## TASK OBJECTIVE:
Every line below should be copied exactly; drop the pictures.

## DATASET CONTENT:
┏━━
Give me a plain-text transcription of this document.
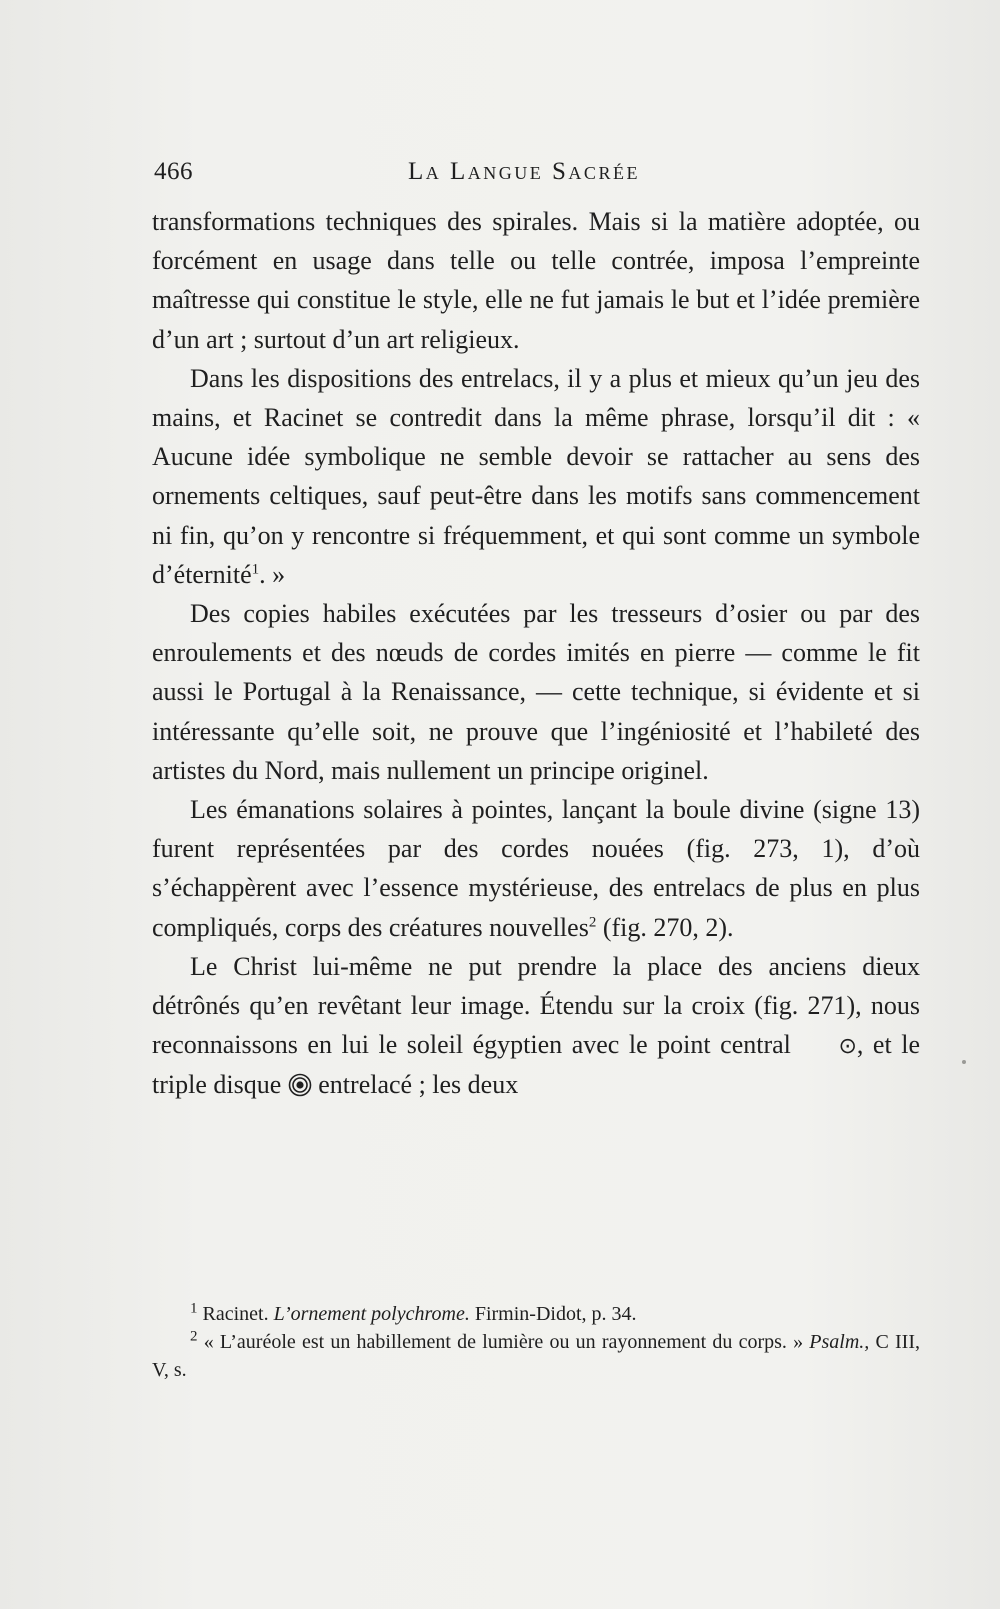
466	La Langue Sacrée

transformations techniques des spirales. Mais si la matière adoptée, ou forcément en usage dans telle ou telle contrée, imposa l’empreinte maîtresse qui constitue le style, elle ne fut jamais le but et l’idée première d’un art ; surtout d’un art religieux.

Dans les dispositions des entrelacs, il y a plus et mieux qu’un jeu des mains, et Racinet se contredit dans la même phrase, lorsqu’il dit : « Aucune idée symbolique ne semble devoir se rattacher au sens des ornements celtiques, sauf peut-être dans les motifs sans commencement ni fin, qu’on y rencontre si fréquemment, et qui sont comme un symbole d’éternité$^1$. »

Des copies habiles exécutées par les tresseurs d’osier ou par des enroulements et des nœuds de cordes imités en pierre — comme le fit aussi le Portugal à la Renaissance, — cette technique, si évidente et si intéressante qu’elle soit, ne prouve que l’ingéniosité et l’habileté des artistes du Nord, mais nullement un principe originel.

Les émanations solaires à pointes, lançant la boule divine (signe 13) furent représentées par des cordes nouées (fig. 273, 1), d’où s’échappèrent avec l’essence mystérieuse, des entrelacs de plus en plus compliqués, corps des créatures nouvelles$^2$ (fig. 270, 2).

Le Christ lui-même ne put prendre la place des anciens dieux détrônés qu’en revêtant leur image. Étendu sur la croix (fig. 271), nous reconnaissons en lui le soleil égyptien avec le point central ⊙, et le triple disque entrelacé ; les deux

$^1$ Racinet. L’ornement polychrome. Firmin-Didot, p. 34.

$^2$ « L’auréole est un habillement de lumière ou un rayonnement du corps. » Psalm., C III, V, s.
┗━━
## ANSWER IN FULL:
Give me a plain-text transcription of this document.
466	La Langue Sacrée

transformations techniques des spirales. Mais si la matière adoptée, ou forcément en usage dans telle ou telle contrée, imposa l’empreinte maîtresse qui constitue le style, elle ne fut jamais le but et l’idée première d’un art ; surtout d’un art religieux.

Dans les dispositions des entrelacs, il y a plus et mieux qu’un jeu des mains, et Racinet se contredit dans la même phrase, lorsqu’il dit : « Aucune idée symbolique ne semble devoir se rattacher au sens des ornements celtiques, sauf peut-être dans les motifs sans commencement ni fin, qu’on y rencontre si fréquemment, et qui sont comme un symbole d’éternité$^1$. »

Des copies habiles exécutées par les tresseurs d’osier ou par des enroulements et des nœuds de cordes imités en pierre — comme le fit aussi le Portugal à la Renaissance, — cette technique, si évidente et si intéressante qu’elle soit, ne prouve que l’ingéniosité et l’habileté des artistes du Nord, mais nullement un principe originel.

Les émanations solaires à pointes, lançant la boule divine (signe 13) furent représentées par des cordes nouées (fig. 273, 1), d’où s’échappèrent avec l’essence mystérieuse, des entrelacs de plus en plus compliqués, corps des créatures nouvelles$^2$ (fig. 270, 2).

Le Christ lui-même ne put prendre la place des anciens dieux détrônés qu’en revêtant leur image. Étendu sur la croix (fig. 271), nous reconnaissons en lui le soleil égyptien avec le point central ⊙, et le triple disque entrelacé ; les deux

$^1$ Racinet. L’ornement polychrome. Firmin-Didot, p. 34.

$^2$ « L’auréole est un habillement de lumière ou un rayonnement du corps. » Psalm., C III, V, s.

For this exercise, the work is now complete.